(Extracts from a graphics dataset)
■ ■ ■

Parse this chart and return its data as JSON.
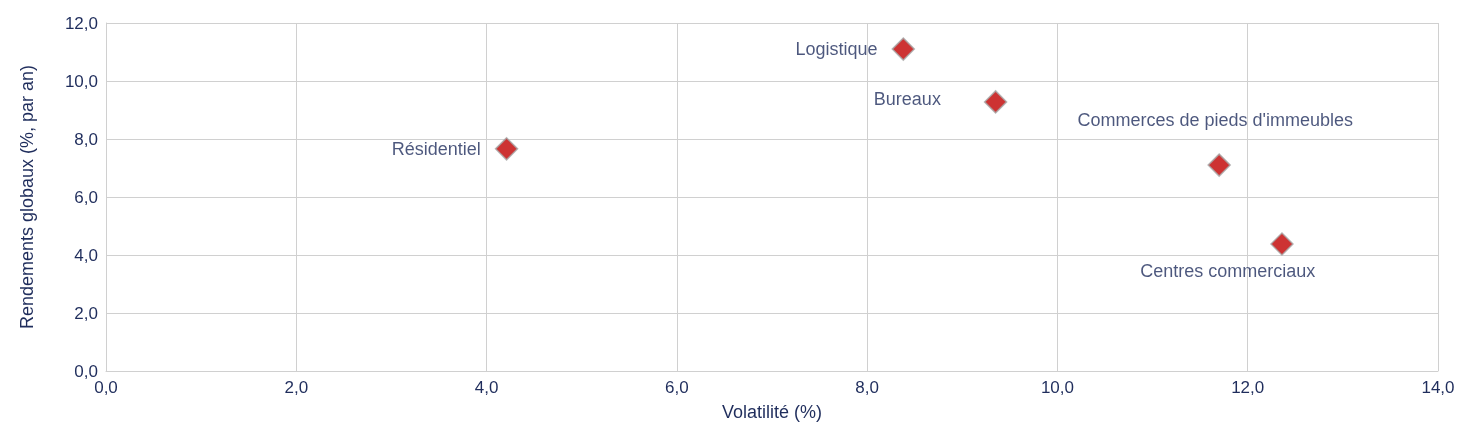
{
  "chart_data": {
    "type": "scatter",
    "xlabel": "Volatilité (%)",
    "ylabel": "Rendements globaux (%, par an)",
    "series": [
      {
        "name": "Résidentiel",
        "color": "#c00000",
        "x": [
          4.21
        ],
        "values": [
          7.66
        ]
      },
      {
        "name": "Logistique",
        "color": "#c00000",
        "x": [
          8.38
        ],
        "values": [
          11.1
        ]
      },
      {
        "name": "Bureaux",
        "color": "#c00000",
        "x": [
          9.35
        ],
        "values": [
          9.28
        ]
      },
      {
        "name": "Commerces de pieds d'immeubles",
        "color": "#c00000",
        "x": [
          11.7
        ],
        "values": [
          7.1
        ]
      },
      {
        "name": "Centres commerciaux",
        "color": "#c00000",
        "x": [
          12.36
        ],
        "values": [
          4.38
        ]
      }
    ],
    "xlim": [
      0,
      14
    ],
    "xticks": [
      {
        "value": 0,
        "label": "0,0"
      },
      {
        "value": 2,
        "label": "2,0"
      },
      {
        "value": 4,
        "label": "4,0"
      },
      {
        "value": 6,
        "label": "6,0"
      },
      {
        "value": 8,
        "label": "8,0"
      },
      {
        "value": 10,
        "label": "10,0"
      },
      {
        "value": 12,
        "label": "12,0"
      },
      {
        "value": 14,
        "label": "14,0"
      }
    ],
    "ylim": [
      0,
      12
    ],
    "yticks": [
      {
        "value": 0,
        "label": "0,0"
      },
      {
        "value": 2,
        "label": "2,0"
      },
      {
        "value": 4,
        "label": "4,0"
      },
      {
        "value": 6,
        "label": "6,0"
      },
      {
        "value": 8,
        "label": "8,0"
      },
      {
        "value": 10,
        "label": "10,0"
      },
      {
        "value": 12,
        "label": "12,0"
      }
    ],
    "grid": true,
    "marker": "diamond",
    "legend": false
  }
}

■ ■ ■

▶ Task description: Exclude every picture and copy the remaining data exactly.

▶ Exercise result:
Parse this chart and return its data as JSON.
{
  "chart_data": {
    "type": "scatter",
    "xlabel": "Volatilité (%)",
    "ylabel": "Rendements globaux (%, par an)",
    "series": [
      {
        "name": "Résidentiel",
        "color": "#c00000",
        "x": [
          4.21
        ],
        "values": [
          7.66
        ]
      },
      {
        "name": "Logistique",
        "color": "#c00000",
        "x": [
          8.38
        ],
        "values": [
          11.1
        ]
      },
      {
        "name": "Bureaux",
        "color": "#c00000",
        "x": [
          9.35
        ],
        "values": [
          9.28
        ]
      },
      {
        "name": "Commerces de pieds d'immeubles",
        "color": "#c00000",
        "x": [
          11.7
        ],
        "values": [
          7.1
        ]
      },
      {
        "name": "Centres commerciaux",
        "color": "#c00000",
        "x": [
          12.36
        ],
        "values": [
          4.38
        ]
      }
    ],
    "xlim": [
      0,
      14
    ],
    "xticks": [
      {
        "value": 0,
        "label": "0,0"
      },
      {
        "value": 2,
        "label": "2,0"
      },
      {
        "value": 4,
        "label": "4,0"
      },
      {
        "value": 6,
        "label": "6,0"
      },
      {
        "value": 8,
        "label": "8,0"
      },
      {
        "value": 10,
        "label": "10,0"
      },
      {
        "value": 12,
        "label": "12,0"
      },
      {
        "value": 14,
        "label": "14,0"
      }
    ],
    "ylim": [
      0,
      12
    ],
    "yticks": [
      {
        "value": 0,
        "label": "0,0"
      },
      {
        "value": 2,
        "label": "2,0"
      },
      {
        "value": 4,
        "label": "4,0"
      },
      {
        "value": 6,
        "label": "6,0"
      },
      {
        "value": 8,
        "label": "8,0"
      },
      {
        "value": 10,
        "label": "10,0"
      },
      {
        "value": 12,
        "label": "12,0"
      }
    ],
    "grid": true,
    "marker": "diamond",
    "legend": false
  }
}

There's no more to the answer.